____ Dataset entries

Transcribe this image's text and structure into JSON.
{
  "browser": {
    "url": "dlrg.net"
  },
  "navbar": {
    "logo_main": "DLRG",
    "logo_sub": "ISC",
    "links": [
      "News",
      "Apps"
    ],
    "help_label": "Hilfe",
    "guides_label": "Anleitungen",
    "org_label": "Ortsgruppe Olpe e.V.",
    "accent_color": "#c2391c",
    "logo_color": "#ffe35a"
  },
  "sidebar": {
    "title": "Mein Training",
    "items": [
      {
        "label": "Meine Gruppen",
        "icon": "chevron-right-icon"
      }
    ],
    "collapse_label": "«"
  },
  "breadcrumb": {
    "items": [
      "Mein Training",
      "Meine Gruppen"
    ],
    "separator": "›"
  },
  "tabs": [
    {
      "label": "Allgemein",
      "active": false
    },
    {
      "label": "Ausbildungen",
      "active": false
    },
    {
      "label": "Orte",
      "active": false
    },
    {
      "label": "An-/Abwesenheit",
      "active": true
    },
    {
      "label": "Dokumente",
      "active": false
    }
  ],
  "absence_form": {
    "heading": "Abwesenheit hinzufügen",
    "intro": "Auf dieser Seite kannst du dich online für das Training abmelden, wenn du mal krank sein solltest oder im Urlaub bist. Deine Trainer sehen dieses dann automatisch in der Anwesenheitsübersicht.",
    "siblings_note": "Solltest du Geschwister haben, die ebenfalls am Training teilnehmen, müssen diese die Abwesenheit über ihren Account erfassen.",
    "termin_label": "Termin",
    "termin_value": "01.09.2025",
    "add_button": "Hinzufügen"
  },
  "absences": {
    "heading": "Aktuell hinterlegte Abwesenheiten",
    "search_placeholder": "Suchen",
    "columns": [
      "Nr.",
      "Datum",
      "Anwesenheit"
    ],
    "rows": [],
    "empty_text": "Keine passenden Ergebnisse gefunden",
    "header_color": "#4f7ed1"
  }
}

________

Exercise brief: From the records given above, copy all lines containing "Training".

Task response:
    "title": "Mein Training",
      "Mein Training",
    "intro": "Auf dieser Seite kannst du dich online für das Training abmelden, wenn du mal krank sein solltest oder im Urlaub bist. Deine Trainer sehen dieses dann automatisch in der Anwesenheitsübersicht.",
    "siblings_note": "Solltest du Geschwister haben, die ebenfalls am Training teilnehmen, müssen diese die Abwesenheit über ihren Account erfassen.",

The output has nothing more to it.